### Records supplied
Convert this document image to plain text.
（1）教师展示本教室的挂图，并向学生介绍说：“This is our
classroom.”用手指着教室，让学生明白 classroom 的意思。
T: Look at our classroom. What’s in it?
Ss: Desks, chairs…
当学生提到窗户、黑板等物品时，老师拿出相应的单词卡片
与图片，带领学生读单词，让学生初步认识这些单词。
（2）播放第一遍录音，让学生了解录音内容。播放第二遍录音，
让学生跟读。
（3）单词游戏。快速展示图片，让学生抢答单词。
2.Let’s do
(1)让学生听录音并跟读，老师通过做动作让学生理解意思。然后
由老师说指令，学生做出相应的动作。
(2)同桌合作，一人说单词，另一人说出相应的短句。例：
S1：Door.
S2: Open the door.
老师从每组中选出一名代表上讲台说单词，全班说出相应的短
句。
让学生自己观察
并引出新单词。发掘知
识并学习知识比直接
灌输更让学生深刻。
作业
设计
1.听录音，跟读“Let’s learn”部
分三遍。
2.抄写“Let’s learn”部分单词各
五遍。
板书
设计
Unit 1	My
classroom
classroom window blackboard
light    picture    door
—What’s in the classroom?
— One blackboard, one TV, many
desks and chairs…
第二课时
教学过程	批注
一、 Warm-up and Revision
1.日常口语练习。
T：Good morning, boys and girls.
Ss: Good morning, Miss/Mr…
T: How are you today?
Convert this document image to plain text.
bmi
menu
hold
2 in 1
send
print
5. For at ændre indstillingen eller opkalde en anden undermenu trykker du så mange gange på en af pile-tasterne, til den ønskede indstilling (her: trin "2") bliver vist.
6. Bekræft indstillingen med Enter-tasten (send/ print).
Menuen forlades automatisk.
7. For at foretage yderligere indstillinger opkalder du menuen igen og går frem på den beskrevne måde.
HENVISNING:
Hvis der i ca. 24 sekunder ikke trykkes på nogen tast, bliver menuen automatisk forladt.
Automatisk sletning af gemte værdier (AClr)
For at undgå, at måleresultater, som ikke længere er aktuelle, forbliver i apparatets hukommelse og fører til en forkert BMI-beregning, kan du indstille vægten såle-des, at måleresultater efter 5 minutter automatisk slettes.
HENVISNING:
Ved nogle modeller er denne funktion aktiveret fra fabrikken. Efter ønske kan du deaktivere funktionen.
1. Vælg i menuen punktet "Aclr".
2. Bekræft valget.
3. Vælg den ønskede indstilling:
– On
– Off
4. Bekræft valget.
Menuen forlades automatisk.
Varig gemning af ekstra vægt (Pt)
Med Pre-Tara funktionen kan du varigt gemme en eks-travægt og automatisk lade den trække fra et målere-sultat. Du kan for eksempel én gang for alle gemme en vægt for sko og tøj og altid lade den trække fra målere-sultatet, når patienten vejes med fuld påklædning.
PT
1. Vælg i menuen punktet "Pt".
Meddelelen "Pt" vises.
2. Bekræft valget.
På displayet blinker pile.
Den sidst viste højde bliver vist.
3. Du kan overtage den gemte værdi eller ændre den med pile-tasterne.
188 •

### What the task requires
Report the number of lines holding the string "indstillingen", without any other words.

### Exercise solution
2